[Source data]

-=-=-

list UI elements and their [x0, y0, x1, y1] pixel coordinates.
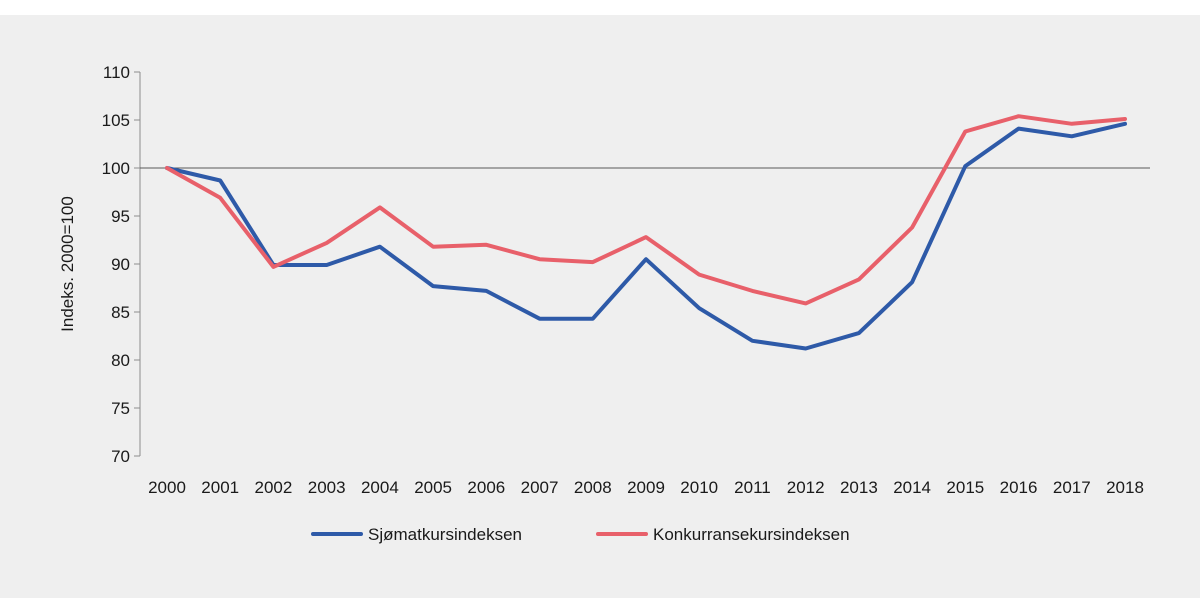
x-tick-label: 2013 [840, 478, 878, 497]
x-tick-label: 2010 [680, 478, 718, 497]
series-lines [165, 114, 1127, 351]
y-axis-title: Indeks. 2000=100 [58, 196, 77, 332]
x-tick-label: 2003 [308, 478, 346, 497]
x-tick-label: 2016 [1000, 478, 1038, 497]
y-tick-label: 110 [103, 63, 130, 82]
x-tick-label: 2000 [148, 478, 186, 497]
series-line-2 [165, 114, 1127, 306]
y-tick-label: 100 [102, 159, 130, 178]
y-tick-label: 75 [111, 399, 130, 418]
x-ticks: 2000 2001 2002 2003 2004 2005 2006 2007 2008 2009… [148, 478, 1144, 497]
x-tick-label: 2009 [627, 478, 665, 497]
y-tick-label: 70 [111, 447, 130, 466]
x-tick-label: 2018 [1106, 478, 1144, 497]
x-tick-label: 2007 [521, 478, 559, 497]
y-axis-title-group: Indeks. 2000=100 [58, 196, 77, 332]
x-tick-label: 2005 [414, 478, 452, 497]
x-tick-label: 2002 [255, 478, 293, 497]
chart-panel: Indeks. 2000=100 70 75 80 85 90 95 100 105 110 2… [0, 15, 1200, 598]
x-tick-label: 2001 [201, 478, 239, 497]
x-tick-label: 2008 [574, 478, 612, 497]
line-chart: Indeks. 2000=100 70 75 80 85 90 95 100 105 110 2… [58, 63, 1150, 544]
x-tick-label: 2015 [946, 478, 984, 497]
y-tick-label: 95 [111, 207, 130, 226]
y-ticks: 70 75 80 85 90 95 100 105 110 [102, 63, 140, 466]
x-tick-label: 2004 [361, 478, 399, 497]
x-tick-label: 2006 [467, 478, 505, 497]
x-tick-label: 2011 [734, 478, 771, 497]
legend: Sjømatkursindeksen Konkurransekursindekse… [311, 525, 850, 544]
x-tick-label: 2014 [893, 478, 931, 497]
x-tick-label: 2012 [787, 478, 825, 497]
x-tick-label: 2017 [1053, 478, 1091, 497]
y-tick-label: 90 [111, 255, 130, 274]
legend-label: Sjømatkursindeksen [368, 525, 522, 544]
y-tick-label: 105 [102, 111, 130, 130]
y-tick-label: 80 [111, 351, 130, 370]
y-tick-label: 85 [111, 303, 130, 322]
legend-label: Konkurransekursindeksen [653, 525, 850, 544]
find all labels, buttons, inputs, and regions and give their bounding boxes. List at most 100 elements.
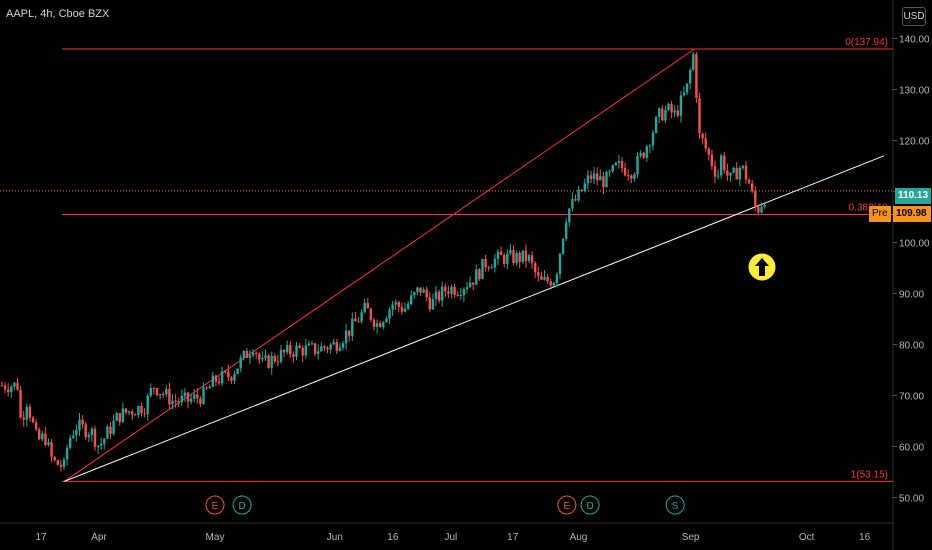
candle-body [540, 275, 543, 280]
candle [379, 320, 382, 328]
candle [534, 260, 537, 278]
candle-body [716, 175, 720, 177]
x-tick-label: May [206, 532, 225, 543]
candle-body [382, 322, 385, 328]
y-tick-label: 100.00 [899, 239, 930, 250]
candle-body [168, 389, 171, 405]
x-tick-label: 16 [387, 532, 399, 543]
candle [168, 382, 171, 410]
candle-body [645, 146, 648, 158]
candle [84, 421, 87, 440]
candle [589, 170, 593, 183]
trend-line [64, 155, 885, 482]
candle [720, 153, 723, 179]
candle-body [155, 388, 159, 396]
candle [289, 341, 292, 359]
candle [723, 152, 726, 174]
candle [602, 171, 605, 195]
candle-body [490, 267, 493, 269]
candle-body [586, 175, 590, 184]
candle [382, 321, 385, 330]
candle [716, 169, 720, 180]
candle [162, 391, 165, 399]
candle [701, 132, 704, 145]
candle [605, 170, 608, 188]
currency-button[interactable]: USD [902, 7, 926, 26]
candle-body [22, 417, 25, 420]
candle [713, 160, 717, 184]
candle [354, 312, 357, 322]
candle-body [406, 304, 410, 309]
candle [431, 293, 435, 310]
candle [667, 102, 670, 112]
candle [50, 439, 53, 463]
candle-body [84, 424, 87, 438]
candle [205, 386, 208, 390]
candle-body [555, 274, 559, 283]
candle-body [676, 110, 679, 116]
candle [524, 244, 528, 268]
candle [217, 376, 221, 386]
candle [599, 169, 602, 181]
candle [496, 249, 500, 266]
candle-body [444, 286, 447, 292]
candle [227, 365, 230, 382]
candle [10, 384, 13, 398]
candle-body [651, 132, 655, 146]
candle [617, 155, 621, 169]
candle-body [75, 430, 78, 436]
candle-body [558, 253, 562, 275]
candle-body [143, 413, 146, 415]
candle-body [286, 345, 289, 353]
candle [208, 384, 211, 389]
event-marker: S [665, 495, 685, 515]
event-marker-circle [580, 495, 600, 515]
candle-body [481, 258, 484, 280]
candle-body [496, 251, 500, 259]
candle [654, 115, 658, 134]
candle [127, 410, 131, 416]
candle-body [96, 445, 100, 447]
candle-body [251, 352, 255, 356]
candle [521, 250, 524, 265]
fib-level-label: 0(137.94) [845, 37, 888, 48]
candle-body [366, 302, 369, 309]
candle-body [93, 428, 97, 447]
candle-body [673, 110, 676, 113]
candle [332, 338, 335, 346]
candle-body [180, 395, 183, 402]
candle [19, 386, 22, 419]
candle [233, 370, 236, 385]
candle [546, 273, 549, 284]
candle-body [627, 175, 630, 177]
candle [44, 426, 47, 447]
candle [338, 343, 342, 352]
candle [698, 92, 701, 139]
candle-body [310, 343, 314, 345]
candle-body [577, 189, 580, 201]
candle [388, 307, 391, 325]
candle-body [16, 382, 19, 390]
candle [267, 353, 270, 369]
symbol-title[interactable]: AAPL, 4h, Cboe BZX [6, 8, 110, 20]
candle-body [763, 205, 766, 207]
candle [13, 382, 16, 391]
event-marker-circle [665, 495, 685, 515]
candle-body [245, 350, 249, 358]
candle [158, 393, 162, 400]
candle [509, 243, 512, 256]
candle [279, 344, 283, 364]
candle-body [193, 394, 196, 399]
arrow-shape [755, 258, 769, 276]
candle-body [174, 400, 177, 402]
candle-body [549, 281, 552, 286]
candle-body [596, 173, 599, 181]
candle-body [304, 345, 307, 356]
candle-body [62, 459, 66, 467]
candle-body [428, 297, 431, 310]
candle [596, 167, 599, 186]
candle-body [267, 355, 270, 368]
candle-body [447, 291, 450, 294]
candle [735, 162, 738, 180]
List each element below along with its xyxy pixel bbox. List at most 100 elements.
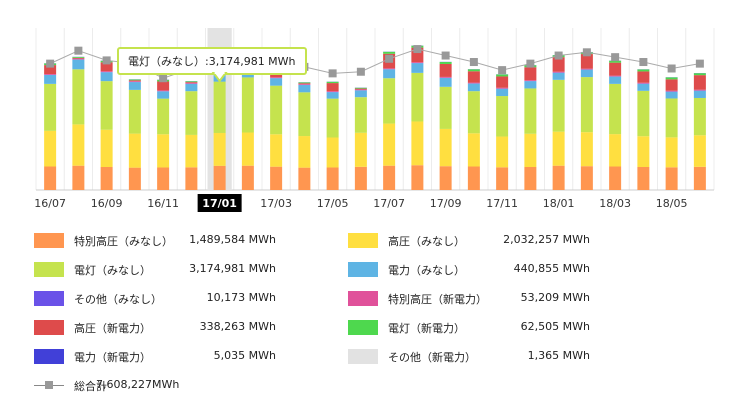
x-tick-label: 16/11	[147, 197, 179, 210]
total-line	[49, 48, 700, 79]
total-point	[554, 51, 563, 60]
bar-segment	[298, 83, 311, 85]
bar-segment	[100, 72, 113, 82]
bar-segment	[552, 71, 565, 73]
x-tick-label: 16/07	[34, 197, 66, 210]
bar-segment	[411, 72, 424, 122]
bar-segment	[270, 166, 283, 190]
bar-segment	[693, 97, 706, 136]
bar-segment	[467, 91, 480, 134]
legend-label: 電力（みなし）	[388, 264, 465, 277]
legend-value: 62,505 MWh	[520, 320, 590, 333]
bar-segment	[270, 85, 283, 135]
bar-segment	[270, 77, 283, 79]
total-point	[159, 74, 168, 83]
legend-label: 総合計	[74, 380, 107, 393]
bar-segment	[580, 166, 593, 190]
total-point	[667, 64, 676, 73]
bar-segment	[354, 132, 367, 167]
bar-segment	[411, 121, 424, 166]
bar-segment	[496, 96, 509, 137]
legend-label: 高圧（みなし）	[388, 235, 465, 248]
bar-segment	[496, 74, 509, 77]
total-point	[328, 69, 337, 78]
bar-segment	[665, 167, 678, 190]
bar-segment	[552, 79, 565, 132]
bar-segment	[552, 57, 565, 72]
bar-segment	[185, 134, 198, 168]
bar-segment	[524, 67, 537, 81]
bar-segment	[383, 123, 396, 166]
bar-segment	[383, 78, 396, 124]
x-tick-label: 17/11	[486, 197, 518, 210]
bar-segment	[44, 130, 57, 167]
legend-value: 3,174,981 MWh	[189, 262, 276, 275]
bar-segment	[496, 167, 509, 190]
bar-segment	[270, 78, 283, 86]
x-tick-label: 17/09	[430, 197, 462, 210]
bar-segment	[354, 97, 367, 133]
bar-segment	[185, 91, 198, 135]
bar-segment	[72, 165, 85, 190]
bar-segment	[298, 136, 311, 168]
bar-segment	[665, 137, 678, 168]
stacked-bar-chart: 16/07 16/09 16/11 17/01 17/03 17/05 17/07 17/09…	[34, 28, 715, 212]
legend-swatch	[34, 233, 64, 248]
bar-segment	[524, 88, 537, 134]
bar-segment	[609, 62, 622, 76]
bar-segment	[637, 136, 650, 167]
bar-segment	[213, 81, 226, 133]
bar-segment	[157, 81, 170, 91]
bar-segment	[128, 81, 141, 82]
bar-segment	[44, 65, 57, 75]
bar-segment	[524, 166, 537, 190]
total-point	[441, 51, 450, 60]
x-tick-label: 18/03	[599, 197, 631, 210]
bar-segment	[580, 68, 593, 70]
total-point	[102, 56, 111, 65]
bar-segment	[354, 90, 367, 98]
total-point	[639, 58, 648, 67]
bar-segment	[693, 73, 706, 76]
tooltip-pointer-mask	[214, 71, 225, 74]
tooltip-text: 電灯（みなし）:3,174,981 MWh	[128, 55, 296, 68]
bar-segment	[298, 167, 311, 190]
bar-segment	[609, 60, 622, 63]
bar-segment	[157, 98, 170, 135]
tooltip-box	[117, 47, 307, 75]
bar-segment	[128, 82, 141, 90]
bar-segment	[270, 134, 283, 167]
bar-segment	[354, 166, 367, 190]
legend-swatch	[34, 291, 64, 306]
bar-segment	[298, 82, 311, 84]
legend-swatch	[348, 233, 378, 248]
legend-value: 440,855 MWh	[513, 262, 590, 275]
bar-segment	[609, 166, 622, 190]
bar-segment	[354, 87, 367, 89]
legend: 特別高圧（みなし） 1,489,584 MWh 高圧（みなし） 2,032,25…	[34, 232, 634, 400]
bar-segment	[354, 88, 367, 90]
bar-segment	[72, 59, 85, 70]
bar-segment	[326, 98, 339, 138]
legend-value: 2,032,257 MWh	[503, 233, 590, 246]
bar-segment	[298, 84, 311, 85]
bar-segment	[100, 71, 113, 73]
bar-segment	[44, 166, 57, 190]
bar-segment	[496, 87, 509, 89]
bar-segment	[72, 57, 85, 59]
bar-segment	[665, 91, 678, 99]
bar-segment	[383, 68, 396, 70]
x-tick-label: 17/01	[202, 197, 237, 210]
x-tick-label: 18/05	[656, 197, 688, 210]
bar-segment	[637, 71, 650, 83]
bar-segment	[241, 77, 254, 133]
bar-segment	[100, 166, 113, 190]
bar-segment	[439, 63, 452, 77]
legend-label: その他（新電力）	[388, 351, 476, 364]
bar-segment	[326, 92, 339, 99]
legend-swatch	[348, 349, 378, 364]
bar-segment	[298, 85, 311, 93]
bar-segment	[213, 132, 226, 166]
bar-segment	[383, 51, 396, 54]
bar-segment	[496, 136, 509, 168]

-=-=-

*Goal of the exercise*: Could you write out the listing from the line with "x-tick-label: 2013 [840, 478, 878, 497]" up to and including the line with "y-tick-label: 95 [111, 207, 130, 226]", replacing "x-tick-label" with "x-axis-label" and leaving everything else unchanged?

*Finished answer*:
x-axis-label: 2013 [840, 478, 878, 497]
x-axis-label: 2010 [680, 478, 718, 497]
series-lines [165, 114, 1127, 351]
y-axis-title: Indeks. 2000=100 [58, 196, 77, 332]
x-axis-label: 2003 [308, 478, 346, 497]
x-axis-label: 2016 [1000, 478, 1038, 497]
y-tick-label: 110 [103, 63, 130, 82]
x-axis-label: 2000 [148, 478, 186, 497]
series-line-2 [165, 114, 1127, 306]
y-tick-label: 100 [102, 159, 130, 178]
y-tick-label: 75 [111, 399, 130, 418]
x-ticks: 2000 2001 2002 2003 2004 2005 2006 2007 2008 2009… [148, 478, 1144, 497]
x-axis-label: 2009 [627, 478, 665, 497]
y-tick-label: 70 [111, 447, 130, 466]
x-axis-label: 2018 [1106, 478, 1144, 497]
x-axis-label: 2007 [521, 478, 559, 497]
y-axis-title-group: Indeks. 2000=100 [58, 196, 77, 332]
x-axis-label: 2005 [414, 478, 452, 497]
x-axis-label: 2002 [255, 478, 293, 497]
chart-panel: Indeks. 2000=100 70 75 80 85 90 95 100 105 110 2… [0, 15, 1200, 598]
x-axis-label: 2001 [201, 478, 239, 497]
x-axis-label: 2008 [574, 478, 612, 497]
line-chart: Indeks. 2000=100 70 75 80 85 90 95 100 105 110 2… [58, 63, 1150, 544]
x-axis-label: 2015 [946, 478, 984, 497]
y-tick-label: 95 [111, 207, 130, 226]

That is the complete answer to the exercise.